REQUIRED WORK:
Which lines hold the word "含再生水"? Copy each of them from the material.

PROVIDED DATA:

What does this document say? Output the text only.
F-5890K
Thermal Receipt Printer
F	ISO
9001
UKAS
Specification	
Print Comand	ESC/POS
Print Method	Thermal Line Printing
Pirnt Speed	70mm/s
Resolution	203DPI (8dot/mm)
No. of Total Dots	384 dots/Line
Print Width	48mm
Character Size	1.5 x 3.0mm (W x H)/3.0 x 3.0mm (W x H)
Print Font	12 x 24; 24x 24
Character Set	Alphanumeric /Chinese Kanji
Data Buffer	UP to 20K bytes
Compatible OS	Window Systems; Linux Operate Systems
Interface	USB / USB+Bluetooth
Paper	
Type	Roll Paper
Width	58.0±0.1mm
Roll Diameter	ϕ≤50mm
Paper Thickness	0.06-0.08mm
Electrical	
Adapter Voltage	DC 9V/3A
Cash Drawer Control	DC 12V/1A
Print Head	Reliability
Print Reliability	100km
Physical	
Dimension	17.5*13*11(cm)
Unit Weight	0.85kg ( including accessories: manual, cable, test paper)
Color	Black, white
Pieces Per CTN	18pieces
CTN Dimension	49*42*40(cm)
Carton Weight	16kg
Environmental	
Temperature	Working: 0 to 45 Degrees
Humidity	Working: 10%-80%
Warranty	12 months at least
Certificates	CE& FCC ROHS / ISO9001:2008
==
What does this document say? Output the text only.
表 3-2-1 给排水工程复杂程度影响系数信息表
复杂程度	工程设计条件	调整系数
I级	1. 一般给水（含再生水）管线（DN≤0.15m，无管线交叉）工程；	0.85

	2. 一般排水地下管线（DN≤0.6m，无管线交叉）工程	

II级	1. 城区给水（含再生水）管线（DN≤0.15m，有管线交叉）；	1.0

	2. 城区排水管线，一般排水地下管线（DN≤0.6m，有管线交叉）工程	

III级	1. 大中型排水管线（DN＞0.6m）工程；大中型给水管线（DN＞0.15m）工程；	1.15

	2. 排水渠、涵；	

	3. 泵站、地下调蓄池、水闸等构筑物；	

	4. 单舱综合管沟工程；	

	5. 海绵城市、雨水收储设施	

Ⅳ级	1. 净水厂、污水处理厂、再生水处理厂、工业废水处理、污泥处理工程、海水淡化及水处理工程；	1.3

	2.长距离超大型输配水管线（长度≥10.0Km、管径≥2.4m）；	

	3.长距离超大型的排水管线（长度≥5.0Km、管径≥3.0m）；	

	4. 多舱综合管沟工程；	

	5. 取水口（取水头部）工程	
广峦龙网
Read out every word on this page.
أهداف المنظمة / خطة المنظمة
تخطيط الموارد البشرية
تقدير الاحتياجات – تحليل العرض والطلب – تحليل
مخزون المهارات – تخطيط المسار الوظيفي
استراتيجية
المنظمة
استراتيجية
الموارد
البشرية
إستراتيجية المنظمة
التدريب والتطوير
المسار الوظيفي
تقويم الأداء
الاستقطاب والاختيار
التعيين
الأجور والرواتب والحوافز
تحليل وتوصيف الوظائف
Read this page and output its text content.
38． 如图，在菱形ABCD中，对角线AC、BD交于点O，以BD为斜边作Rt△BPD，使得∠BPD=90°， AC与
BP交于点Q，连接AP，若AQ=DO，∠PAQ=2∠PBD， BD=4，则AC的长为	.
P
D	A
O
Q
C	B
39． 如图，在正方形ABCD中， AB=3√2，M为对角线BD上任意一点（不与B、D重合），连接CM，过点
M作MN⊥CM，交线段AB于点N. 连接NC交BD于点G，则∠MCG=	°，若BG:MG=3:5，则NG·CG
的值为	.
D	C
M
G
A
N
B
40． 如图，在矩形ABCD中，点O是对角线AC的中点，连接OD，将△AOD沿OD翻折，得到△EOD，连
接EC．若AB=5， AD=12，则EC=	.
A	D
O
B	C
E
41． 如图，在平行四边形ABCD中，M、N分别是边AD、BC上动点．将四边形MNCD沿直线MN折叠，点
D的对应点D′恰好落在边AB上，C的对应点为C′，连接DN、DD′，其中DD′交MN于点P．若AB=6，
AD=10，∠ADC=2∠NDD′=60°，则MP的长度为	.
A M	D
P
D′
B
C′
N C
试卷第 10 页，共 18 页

TASK ANSWER:
I级	1. 一般给水（含再生水）管线（DN≤0.15m，无管线交叉）工程；	0.85
II级	1. 城区给水（含再生水）管线（DN≤0.15m，有管线交叉）；	1.0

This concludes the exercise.